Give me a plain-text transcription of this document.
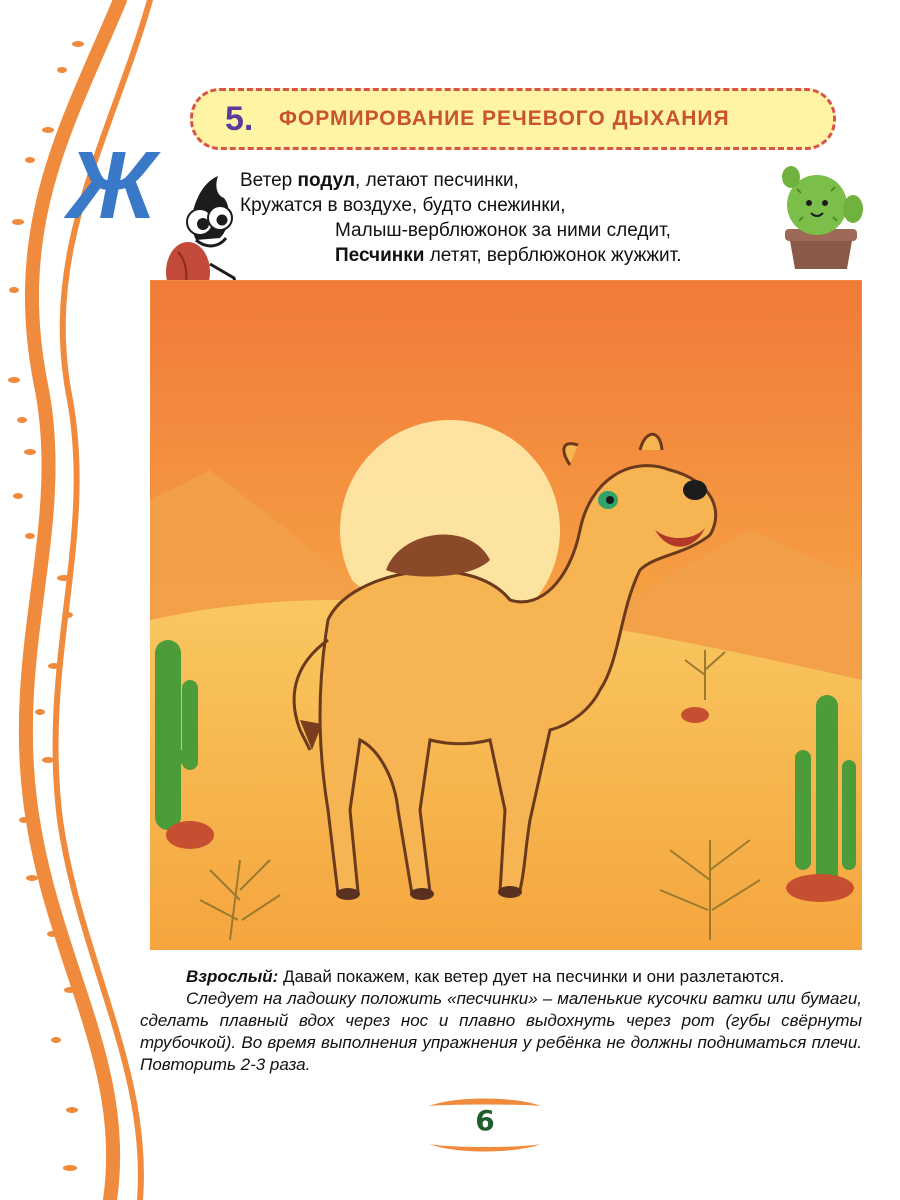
5.	ФОРМИРОВАНИЕ РЕЧЕВОГО ДЫХАНИЯ
Ж	Ветер подул, летают песчинки,
Кружатся в воздухе, будто снежинки,
Малыш-верблюжонок за ними следит,
Песчинки летят, верблюжонок жужжит.

Взрослый: Давай покажем, как ветер дует на песчинки и они разлетаются.

Следует на ладошку положить «песчинки» – маленькие кусочки ватки или бумаги, сделать плавный вдох через нос и плавно выдохнуть через рот (губы свёрнуты трубочкой). Во время выполнения упражнения у ребёнка не должны подниматься плечи. Повторить 2-3 раза.

6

● Direction
Select from the material above each line in which the string "верблюжонок" appears, and list those lines.

● Result of this task
Малыш-верблюжонок за ними следит,
Песчинки летят, верблюжонок жужжит.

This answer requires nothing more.